### [To do]
Gather all lines from the material that contain "title".

(Extracts from a graphics dataset)
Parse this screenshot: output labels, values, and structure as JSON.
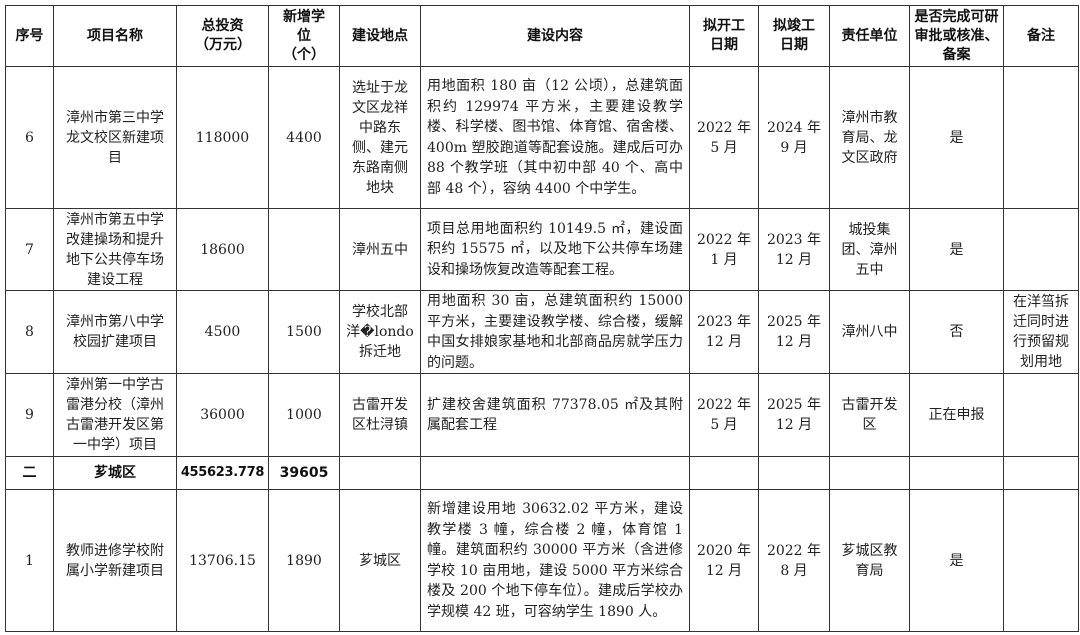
{
  "headers": [
    "序号",
    "项目名称",
    "总投资（万元）",
    "新增学位（个）",
    "建设地点",
    "建设内容",
    "拟开工日期",
    "拟竣工日期",
    "责任单位",
    "是否完成可研审批或核准、备案",
    "备注"
  ],
  "rows": [
    {
      "no": "6",
      "name": "漳州市第三中学龙文校区新建项目",
      "investment": "118000",
      "seats": "4400",
      "location": "选址于龙文区龙祥中路东侧、建元东路南侧地块",
      "content": "用地面积 180 亩（12 公顷），总建筑面积约 129974 平方米，主要建设教学楼、科学楼、图书馆、体育馆、宿舍楼、400m 塑胶跑道等配套设施。建成后可办 88 个教学班（其中初中部 40 个、高中部 48 个），容纳 4400 个中学生。",
      "start": "2022 年 5 月",
      "end": "2024 年 9 月",
      "unit": "漳州市教育局、龙文区政府",
      "approved": "是",
      "remark": ""
    },
    {
      "no": "7",
      "name": "漳州市第五中学改建操场和提升地下公共停车场建设工程",
      "investment": "18600",
      "seats": "",
      "location": "漳州五中",
      "content": "项目总用地面积约 10149.5 ㎡，建设面积约 15575 ㎡，以及地下公共停车场建设和操场恢复改造等配套工程。",
      "start": "2022 年 1 月",
      "end": "2023 年 12 月",
      "unit": "城投集团、漳州五中",
      "approved": "是",
      "remark": ""
    },
    {
      "no": "8",
      "name": "漳州市第八中学校园扩建项目",
      "investment": "4500",
      "seats": "1500",
      "location": "学校北部洋�londo拆迁地",
      "content": "用地面积 30 亩，总建筑面积约 15000 平方米，主要建设教学楼、综合楼，缓解中国女排娘家基地和北部商品房就学压力的问题。",
      "start": "2023 年 12 月",
      "end": "2025 年 12 月",
      "unit": "漳州八中",
      "approved": "否",
      "remark": "在洋�London拆迁同时进行预留规划用地"
    },
    {
      "no": "9",
      "name": "漳州第一中学古雷港分校（漳州古雷港开发区第一中学）项目",
      "investment": "36000",
      "seats": "1000",
      "location": "古雷开发区杜浔镇",
      "content": "扩建校舍建筑面积 77378.05 ㎡及其附属配套工程",
      "start": "2022 年 5 月",
      "end": "2025 年 12 月",
      "unit": "古雷开发区",
      "approved": "正在申报",
      "remark": ""
    }
  ],
  "section": {
    "no": "二",
    "name": "芗城区",
    "investment": "455623.778",
    "seats": "39605"
  },
  "section_rows": [
    {
      "no": "1",
      "name": "教师进修学校附属小学新建项目",
      "investment": "13706.15",
      "seats": "1890",
      "location": "芗城区",
      "content": "新增建设用地 30632.02 平方米，建设教学楼 3 幢，综合楼 2 幢，体育馆 1 幢。建筑面积约 30000 平方米（含进修学校 10 亩用地，建设 5000 平方米综合楼及 200 个地下停车位）。建成后学校办学规模 42 班，可容纳学生 1890 人。",
      "start": "2020 年 12 月",
      "end": "2022 年 8 月",
      "unit": "芗城区教育局",
      "approved": "是",
      "remark": ""
    }
  ]
}
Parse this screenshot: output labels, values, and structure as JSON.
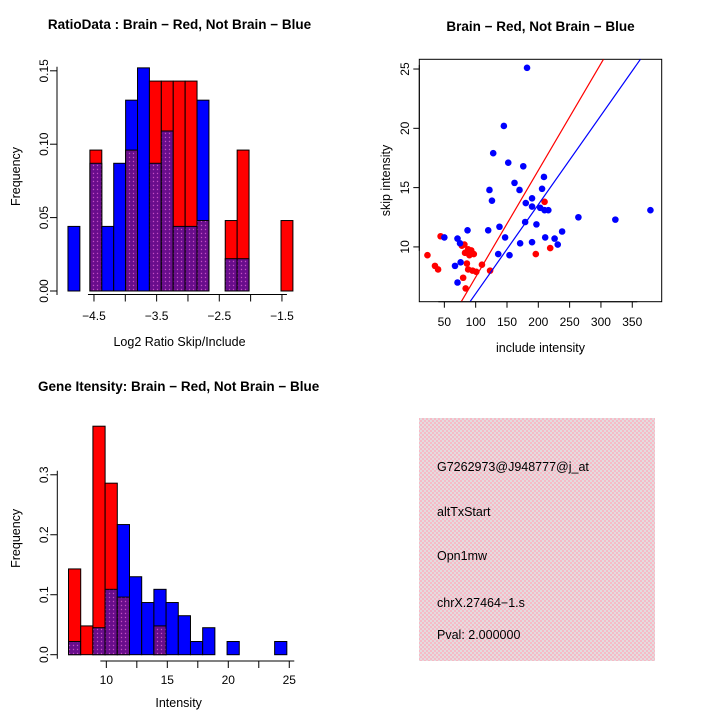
{
  "figure": {
    "background": "#ffffff",
    "colors": {
      "red": "#ff0000",
      "blue": "#0000ff",
      "overlap_purple": "#690d8c",
      "overlap_dot": "#c44fc4",
      "axis_black": "#000000",
      "box_pink_a": "#f7bac6",
      "box_pink_b": "#e3dcdf",
      "pval_red": "#a52a2a"
    }
  },
  "chart_data": [
    {
      "panel": "top-left",
      "type": "bar",
      "subtype": "overlaid-histogram",
      "title": "RatioData : Brain − Red, Not Brain − Blue",
      "xlabel": "Log2 Ratio Skip/Include",
      "ylabel": "Frequency",
      "xlim": [
        -5.09,
        -1.18
      ],
      "ylim": [
        0,
        0.156
      ],
      "grid": false,
      "bin_width": 0.19,
      "x_ticks": [
        {
          "v": -4.5,
          "label": "−4.5"
        },
        {
          "v": -4.0,
          "label": ""
        },
        {
          "v": -3.5,
          "label": "−3.5"
        },
        {
          "v": -3.0,
          "label": ""
        },
        {
          "v": -2.5,
          "label": "−2.5"
        },
        {
          "v": -2.0,
          "label": ""
        },
        {
          "v": -1.5,
          "label": "−1.5"
        }
      ],
      "y_ticks": [
        {
          "v": 0.0,
          "label": "0.00"
        },
        {
          "v": 0.05,
          "label": "0.05"
        },
        {
          "v": 0.1,
          "label": "0.10"
        },
        {
          "v": 0.15,
          "label": "0.15"
        }
      ],
      "bars": [
        {
          "x": -4.82,
          "h": 0.044,
          "color": "blue",
          "overlap": 0
        },
        {
          "x": -4.47,
          "h": 0.096,
          "color": "red",
          "overlap": 0.087
        },
        {
          "x": -4.28,
          "h": 0.044,
          "color": "blue",
          "overlap": 0
        },
        {
          "x": -4.09,
          "h": 0.087,
          "color": "blue",
          "overlap": 0
        },
        {
          "x": -3.9,
          "h": 0.13,
          "color": "blue",
          "overlap": 0.096
        },
        {
          "x": -3.71,
          "h": 0.152,
          "color": "blue",
          "overlap": 0
        },
        {
          "x": -3.52,
          "h": 0.143,
          "color": "red",
          "overlap": 0.087
        },
        {
          "x": -3.33,
          "h": 0.143,
          "color": "red",
          "overlap": 0.109
        },
        {
          "x": -3.14,
          "h": 0.143,
          "color": "red",
          "overlap": 0.044
        },
        {
          "x": -2.95,
          "h": 0.143,
          "color": "red",
          "overlap": 0.044
        },
        {
          "x": -2.76,
          "h": 0.13,
          "color": "blue",
          "overlap": 0.048
        },
        {
          "x": -2.31,
          "h": 0.048,
          "color": "red",
          "overlap": 0.022
        },
        {
          "x": -2.12,
          "h": 0.096,
          "color": "red",
          "overlap": 0.022
        },
        {
          "x": -1.42,
          "h": 0.048,
          "color": "red",
          "overlap": 0
        }
      ]
    },
    {
      "panel": "top-right",
      "type": "scatter",
      "title": "Brain − Red, Not Brain − Blue",
      "xlabel": "include intensity",
      "ylabel": "skip intensity",
      "xlim": [
        10,
        397
      ],
      "ylim": [
        5.38,
        25.82
      ],
      "grid": false,
      "x_ticks": [
        {
          "v": 50,
          "label": "50"
        },
        {
          "v": 100,
          "label": "100"
        },
        {
          "v": 150,
          "label": "150"
        },
        {
          "v": 200,
          "label": "200"
        },
        {
          "v": 250,
          "label": "250"
        },
        {
          "v": 300,
          "label": "300"
        },
        {
          "v": 350,
          "label": "350"
        }
      ],
      "y_ticks": [
        {
          "v": 10,
          "label": "10"
        },
        {
          "v": 15,
          "label": "15"
        },
        {
          "v": 20,
          "label": "20"
        },
        {
          "v": 25,
          "label": "25"
        }
      ],
      "series": [
        {
          "name": "Brain",
          "color": "red",
          "points": [
            [
              23,
              9.3
            ],
            [
              35,
              8.4
            ],
            [
              40,
              8.1
            ],
            [
              44,
              10.9
            ],
            [
              78,
              10.1
            ],
            [
              82,
              10.2
            ],
            [
              83,
              9.5
            ],
            [
              88,
              9.8
            ],
            [
              90,
              9.3
            ],
            [
              93,
              9.7
            ],
            [
              97,
              9.4
            ],
            [
              86,
              8.6
            ],
            [
              88,
              8.1
            ],
            [
              95,
              8.0
            ],
            [
              101,
              7.9
            ],
            [
              110,
              8.5
            ],
            [
              123,
              8.0
            ],
            [
              80,
              7.4
            ],
            [
              84,
              6.5
            ],
            [
              196,
              9.4
            ],
            [
              219,
              9.9
            ],
            [
              210,
              13.8
            ]
          ]
        },
        {
          "name": "Not Brain",
          "color": "blue",
          "points": [
            [
              182,
              25.1
            ],
            [
              145,
              20.2
            ],
            [
              128,
              17.9
            ],
            [
              152,
              17.1
            ],
            [
              176,
              16.8
            ],
            [
              209,
              15.9
            ],
            [
              206,
              14.9
            ],
            [
              162,
              15.4
            ],
            [
              170,
              14.8
            ],
            [
              122,
              14.8
            ],
            [
              126,
              13.9
            ],
            [
              190,
              14.1
            ],
            [
              180,
              13.7
            ],
            [
              190,
              13.4
            ],
            [
              203,
              13.3
            ],
            [
              210,
              13.1
            ],
            [
              216,
              13.1
            ],
            [
              264,
              12.5
            ],
            [
              323,
              12.3
            ],
            [
              379,
              13.1
            ],
            [
              197,
              11.9
            ],
            [
              238,
              11.3
            ],
            [
              211,
              10.8
            ],
            [
              226,
              10.7
            ],
            [
              231,
              10.2
            ],
            [
              179,
              12.1
            ],
            [
              171,
              10.3
            ],
            [
              120,
              11.4
            ],
            [
              138,
              11.7
            ],
            [
              87,
              11.4
            ],
            [
              50,
              10.8
            ],
            [
              71,
              10.7
            ],
            [
              75,
              10.3
            ],
            [
              67,
              8.4
            ],
            [
              76,
              8.7
            ],
            [
              71,
              7.0
            ],
            [
              147,
              10.8
            ],
            [
              154,
              9.3
            ],
            [
              136,
              9.4
            ],
            [
              190,
              10.4
            ]
          ]
        }
      ],
      "lines": [
        {
          "name": "brain-fit-line",
          "color": "red",
          "x1": 77,
          "y1": 5.38,
          "x2": 304,
          "y2": 25.82
        },
        {
          "name": "notbrain-fit-line",
          "color": "blue",
          "x1": 91,
          "y1": 5.38,
          "x2": 363,
          "y2": 25.82
        }
      ]
    },
    {
      "panel": "bottom-left",
      "type": "bar",
      "subtype": "overlaid-histogram",
      "title": "Gene Itensity: Brain − Red, Not Brain − Blue",
      "xlabel": "Intensity",
      "ylabel": "Frequency",
      "xlim": [
        5.98,
        25.88
      ],
      "ylim": [
        0,
        0.388
      ],
      "grid": false,
      "bin_width": 1.0,
      "x_ticks": [
        {
          "v": 10,
          "label": "10"
        },
        {
          "v": 12.5,
          "label": ""
        },
        {
          "v": 15,
          "label": "15"
        },
        {
          "v": 17.5,
          "label": ""
        },
        {
          "v": 20,
          "label": "20"
        },
        {
          "v": 22.5,
          "label": ""
        },
        {
          "v": 25,
          "label": "25"
        }
      ],
      "y_ticks": [
        {
          "v": 0.0,
          "label": "0.0"
        },
        {
          "v": 0.1,
          "label": "0.1"
        },
        {
          "v": 0.2,
          "label": "0.2"
        },
        {
          "v": 0.3,
          "label": "0.3"
        }
      ],
      "bars": [
        {
          "x": 7.4,
          "h": 0.143,
          "color": "red",
          "overlap": 0.022
        },
        {
          "x": 8.4,
          "h": 0.048,
          "color": "red",
          "overlap": 0
        },
        {
          "x": 9.4,
          "h": 0.381,
          "color": "red",
          "overlap": 0.045
        },
        {
          "x": 10.4,
          "h": 0.286,
          "color": "red",
          "overlap": 0.109
        },
        {
          "x": 11.4,
          "h": 0.217,
          "color": "blue",
          "overlap": 0.096
        },
        {
          "x": 12.4,
          "h": 0.13,
          "color": "blue",
          "overlap": 0
        },
        {
          "x": 13.4,
          "h": 0.087,
          "color": "blue",
          "overlap": 0
        },
        {
          "x": 14.4,
          "h": 0.109,
          "color": "blue",
          "overlap": 0.048
        },
        {
          "x": 15.4,
          "h": 0.087,
          "color": "blue",
          "overlap": 0
        },
        {
          "x": 16.4,
          "h": 0.065,
          "color": "blue",
          "overlap": 0
        },
        {
          "x": 17.4,
          "h": 0.022,
          "color": "blue",
          "overlap": 0
        },
        {
          "x": 18.4,
          "h": 0.045,
          "color": "blue",
          "overlap": 0
        },
        {
          "x": 20.4,
          "h": 0.022,
          "color": "blue",
          "overlap": 0
        },
        {
          "x": 24.3,
          "h": 0.022,
          "color": "blue",
          "overlap": 0
        }
      ]
    },
    {
      "panel": "bottom-right",
      "type": "table",
      "subtype": "info-box",
      "lines": [
        {
          "name": "probe-id",
          "text": "G7262973@J948777@j_at",
          "color": "#000000"
        },
        {
          "name": "event-type",
          "text": "altTxStart",
          "color": "#000000"
        },
        {
          "name": "gene-name",
          "text": "Opn1mw",
          "color": "#000000"
        },
        {
          "name": "locus-id",
          "text": "chrX.27464−1.s",
          "color": "#000000"
        },
        {
          "name": "pval",
          "text": "Pval: 2.000000",
          "color": "#a52a2a"
        }
      ]
    }
  ]
}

### [Result]
      "title": "RatioData : Brain − Red, Not Brain − Blue",
      "title": "Brain − Red, Not Brain − Blue",
      "title": "Gene Itensity: Brain − Red, Not Brain − Blue",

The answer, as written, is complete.